(Structured figure records)
-=-=-=-=-

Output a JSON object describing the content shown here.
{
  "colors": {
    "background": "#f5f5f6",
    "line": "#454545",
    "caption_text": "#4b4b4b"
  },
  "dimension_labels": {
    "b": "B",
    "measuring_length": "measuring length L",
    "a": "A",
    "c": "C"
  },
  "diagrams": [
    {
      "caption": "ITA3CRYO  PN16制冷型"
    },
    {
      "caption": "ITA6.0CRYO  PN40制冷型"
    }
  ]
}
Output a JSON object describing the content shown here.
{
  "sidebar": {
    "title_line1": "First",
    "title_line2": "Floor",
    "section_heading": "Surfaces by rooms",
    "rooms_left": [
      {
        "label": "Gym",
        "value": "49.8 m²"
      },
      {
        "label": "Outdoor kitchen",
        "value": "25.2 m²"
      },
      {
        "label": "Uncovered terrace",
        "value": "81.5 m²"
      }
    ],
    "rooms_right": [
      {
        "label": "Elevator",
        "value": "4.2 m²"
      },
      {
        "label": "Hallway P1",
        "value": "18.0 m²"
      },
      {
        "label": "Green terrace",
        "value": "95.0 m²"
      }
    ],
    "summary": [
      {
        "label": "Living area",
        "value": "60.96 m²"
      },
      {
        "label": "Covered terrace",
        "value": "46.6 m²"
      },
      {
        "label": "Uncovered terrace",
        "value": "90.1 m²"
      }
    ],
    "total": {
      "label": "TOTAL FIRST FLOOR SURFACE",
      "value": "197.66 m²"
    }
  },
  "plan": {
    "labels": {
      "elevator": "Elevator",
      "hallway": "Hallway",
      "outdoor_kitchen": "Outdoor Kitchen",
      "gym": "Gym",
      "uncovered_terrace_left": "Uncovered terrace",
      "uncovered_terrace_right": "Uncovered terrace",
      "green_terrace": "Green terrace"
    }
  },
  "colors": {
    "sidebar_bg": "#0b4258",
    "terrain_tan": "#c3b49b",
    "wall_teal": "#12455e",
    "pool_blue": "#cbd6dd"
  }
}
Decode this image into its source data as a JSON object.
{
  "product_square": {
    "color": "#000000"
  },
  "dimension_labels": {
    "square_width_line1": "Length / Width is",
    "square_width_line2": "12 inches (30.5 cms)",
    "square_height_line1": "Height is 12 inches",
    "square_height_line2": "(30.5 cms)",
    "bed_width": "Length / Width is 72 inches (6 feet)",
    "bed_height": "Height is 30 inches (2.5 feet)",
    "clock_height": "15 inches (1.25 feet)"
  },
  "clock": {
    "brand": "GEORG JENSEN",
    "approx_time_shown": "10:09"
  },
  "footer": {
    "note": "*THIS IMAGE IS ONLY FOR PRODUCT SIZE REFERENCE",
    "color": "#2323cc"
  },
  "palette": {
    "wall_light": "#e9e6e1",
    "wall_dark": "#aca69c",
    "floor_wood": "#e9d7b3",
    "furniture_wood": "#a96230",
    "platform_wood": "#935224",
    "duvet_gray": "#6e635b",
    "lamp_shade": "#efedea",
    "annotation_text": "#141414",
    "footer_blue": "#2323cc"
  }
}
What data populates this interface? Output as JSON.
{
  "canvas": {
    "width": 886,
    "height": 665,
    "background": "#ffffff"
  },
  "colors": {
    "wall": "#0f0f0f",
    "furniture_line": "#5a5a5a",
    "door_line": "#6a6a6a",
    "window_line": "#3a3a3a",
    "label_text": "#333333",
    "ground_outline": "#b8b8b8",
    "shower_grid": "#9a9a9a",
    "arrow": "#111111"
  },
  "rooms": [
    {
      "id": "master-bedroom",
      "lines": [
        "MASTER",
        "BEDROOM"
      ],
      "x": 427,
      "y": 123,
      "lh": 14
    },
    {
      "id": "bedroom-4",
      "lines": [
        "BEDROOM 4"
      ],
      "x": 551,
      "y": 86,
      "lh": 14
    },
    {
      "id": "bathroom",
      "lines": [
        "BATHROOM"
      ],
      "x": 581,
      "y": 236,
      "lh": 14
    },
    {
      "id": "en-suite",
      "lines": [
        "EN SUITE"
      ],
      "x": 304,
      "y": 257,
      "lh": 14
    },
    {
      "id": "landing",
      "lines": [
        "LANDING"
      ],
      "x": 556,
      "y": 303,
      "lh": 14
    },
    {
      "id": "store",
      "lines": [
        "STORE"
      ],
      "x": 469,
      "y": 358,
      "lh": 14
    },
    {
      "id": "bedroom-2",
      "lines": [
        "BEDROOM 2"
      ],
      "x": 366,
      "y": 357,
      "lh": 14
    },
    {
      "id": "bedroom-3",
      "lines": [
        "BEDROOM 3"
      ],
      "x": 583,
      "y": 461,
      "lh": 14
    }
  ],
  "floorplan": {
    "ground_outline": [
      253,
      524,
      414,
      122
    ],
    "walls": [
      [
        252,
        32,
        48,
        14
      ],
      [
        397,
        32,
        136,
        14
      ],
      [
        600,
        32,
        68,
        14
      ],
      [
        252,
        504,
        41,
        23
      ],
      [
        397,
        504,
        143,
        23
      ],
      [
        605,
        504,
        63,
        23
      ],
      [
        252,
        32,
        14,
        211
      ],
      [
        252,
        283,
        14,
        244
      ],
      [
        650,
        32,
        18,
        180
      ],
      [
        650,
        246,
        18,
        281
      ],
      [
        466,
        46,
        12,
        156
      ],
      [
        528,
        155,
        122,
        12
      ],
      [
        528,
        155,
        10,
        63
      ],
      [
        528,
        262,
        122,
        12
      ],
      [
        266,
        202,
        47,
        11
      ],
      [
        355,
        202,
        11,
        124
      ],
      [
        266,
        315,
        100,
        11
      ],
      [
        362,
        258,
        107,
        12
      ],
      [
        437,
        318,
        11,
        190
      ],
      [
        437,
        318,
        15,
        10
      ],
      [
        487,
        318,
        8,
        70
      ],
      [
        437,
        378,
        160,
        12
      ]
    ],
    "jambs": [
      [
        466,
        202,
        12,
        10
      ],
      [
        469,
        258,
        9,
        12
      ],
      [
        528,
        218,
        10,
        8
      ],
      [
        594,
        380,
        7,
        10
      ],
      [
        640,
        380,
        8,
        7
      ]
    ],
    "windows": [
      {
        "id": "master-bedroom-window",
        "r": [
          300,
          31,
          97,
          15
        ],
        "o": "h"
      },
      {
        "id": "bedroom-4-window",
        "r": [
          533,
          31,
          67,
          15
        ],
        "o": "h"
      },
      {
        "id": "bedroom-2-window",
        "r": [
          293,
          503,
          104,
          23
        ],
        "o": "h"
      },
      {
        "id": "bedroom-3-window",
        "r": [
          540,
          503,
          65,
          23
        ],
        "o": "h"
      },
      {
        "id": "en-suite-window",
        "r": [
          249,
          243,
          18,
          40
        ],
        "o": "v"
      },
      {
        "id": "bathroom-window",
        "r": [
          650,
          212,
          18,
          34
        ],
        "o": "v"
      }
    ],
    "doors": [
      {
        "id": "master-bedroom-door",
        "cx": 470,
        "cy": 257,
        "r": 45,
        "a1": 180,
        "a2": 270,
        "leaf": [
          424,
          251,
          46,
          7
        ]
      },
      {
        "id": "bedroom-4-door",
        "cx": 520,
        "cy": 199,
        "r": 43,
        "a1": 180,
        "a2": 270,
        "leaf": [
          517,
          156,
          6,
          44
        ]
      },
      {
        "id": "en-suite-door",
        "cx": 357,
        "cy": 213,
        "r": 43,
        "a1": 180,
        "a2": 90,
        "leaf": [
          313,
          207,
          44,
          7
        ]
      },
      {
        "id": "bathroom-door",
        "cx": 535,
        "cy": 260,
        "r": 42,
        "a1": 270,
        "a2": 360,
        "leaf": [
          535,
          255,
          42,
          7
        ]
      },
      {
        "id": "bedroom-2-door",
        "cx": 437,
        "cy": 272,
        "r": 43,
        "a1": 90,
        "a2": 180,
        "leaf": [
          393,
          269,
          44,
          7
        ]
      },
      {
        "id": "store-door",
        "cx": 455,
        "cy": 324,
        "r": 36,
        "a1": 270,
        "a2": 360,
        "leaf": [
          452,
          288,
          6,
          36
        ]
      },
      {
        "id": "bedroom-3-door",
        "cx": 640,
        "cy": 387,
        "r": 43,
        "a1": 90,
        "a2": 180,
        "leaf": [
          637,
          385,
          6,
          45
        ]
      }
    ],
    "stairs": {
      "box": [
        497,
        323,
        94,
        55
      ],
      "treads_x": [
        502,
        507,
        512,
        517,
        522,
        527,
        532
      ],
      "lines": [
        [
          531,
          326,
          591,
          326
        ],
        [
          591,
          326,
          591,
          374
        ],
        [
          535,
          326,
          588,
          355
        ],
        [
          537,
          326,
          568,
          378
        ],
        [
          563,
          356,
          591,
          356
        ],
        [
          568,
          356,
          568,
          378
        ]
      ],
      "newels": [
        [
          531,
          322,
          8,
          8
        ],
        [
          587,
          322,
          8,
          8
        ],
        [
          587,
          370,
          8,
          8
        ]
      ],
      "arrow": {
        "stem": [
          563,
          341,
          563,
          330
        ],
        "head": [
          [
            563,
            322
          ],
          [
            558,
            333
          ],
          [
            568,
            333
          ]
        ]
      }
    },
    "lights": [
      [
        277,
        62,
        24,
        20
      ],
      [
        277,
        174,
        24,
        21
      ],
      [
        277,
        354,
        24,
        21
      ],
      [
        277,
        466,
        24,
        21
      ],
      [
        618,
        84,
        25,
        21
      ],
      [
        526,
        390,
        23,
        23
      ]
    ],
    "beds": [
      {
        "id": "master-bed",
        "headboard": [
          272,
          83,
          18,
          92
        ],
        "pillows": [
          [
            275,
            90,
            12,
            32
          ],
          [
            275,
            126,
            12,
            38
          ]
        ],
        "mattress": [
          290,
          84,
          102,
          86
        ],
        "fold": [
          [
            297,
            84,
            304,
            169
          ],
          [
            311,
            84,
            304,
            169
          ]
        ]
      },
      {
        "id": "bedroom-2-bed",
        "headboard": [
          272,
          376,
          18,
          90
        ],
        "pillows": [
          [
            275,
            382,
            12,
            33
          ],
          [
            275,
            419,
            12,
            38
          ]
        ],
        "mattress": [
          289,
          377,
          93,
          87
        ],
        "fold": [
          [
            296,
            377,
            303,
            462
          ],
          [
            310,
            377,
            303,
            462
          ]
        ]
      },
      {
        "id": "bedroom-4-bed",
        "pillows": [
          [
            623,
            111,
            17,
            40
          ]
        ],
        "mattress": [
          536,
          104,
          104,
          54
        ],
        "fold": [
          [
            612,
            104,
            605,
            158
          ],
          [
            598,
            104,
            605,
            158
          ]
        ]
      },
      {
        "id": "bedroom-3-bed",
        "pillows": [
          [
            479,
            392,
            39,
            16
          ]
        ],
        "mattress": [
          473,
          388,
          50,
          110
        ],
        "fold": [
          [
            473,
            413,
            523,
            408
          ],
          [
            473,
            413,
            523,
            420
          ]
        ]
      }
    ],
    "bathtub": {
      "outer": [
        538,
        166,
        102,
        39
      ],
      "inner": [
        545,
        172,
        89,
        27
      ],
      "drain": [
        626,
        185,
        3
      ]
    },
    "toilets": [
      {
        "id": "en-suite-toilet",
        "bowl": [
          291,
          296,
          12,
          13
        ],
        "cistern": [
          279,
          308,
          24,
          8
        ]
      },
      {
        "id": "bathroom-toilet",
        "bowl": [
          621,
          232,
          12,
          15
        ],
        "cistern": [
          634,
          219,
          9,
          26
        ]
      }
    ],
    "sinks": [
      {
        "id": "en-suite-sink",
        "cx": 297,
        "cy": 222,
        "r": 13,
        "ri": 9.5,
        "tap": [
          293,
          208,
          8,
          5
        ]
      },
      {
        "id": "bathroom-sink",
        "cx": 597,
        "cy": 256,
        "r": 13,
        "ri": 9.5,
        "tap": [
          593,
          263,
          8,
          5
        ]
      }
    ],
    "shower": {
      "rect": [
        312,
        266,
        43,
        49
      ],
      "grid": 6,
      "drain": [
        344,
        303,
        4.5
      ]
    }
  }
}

-=-=-=-=-

Read through the lines above and collect those that contain the string "background".

RESULT OF THE TASK:
    "background": "#f5f5f6",
    "background": "#ffffff"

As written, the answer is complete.